# Start of Extract
The story goes off in many different directions after that: There’s the exploration of his new home and the struggle to fit in; the more consistently pleasant discovery of Zoe, the new girl in town; surprising revelations about family history; and a drop-in grad student-oral historian named for Franklin Delano Roosevelt, which allows Doig to delve into the silty history of WPA-era dirt dams.
But for Rusty, things keep coming back to the fragility of his bond with his father, even as their rapport grows. Through his novel, Doig makes the penetrating psychological observation that these kinds of wounds aren’t easily healed, don’t respond to reason. The better Rusty gets along with his dad, the more likely he is to be blindsided by changes that conjure the fear of losing everything he’s gained.
This night was the darkest of my life in every way. I lay under strange old heavy blankets in that musty bedroom, listening to the wind, knowing it was whipping up the snow into a ground blizzard, the absolute worst thing for Pop if he was out there somewhere trying to drive home. My thoughts swirled and whirled as well.
By the end of the book, the town of Gros Ventre and its inhabitants have gained the stature of distant relations. Doig has made a long cast with his narrative arc–Rusty’s curiosity about his origins is a lot to hang almost 400 pages on. You come to appreciate the moments that life, in its episodic carelessness, seems to brush Rusty’s concerns aside, and let someone else’s in.
# End of Extract
# Start of Stored data
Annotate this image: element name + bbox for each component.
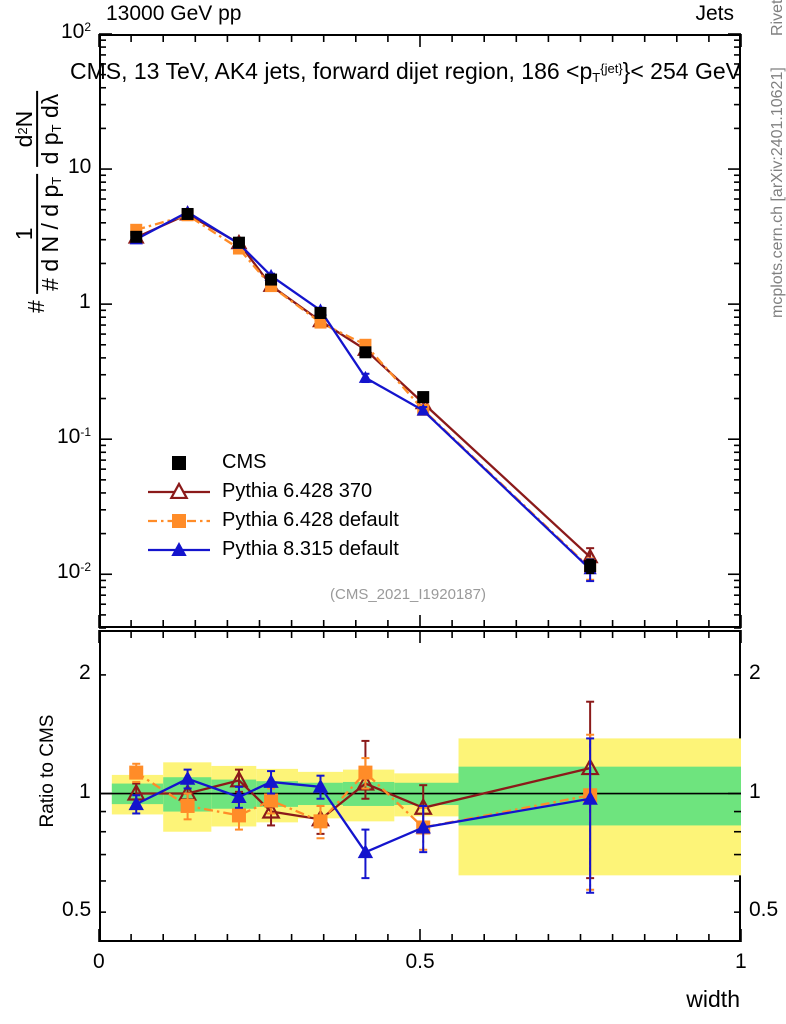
# End of Stored data
» **Task prompt**
Please extend the review of Doig's novel about Rusty and his father, picking up right after its final sentence.

» **Response to this exercise**
The grizzled sheepherder clutched the shot glass so tightly he seemed to be drinking out of his fist. “I lost a couple hunnerd in this storm,” he said hollowly, “never had it happen before in all the years. Had them out in bunches like I was supposed to, so the ewes could eat a little new grass to help their milk. It started blizzarding so goddamn fast I only got about half the bunches into the shed. The others, they’re froze under the snowdrifts.” Shoulders hunched miserably, he looked like he was about to cry.
On TV in 1960, you could watch the efforts of the original men working on Madison Avenue. In Doig’s telling, the time is almost entirely free of television. Rusty’s entertainment is listening in to bar conversation through an air vent. “Sensational stuff, isn’t it?” asks grad student Del in another context. “Pure lingua americana.” That’s what Doig has cooked up here.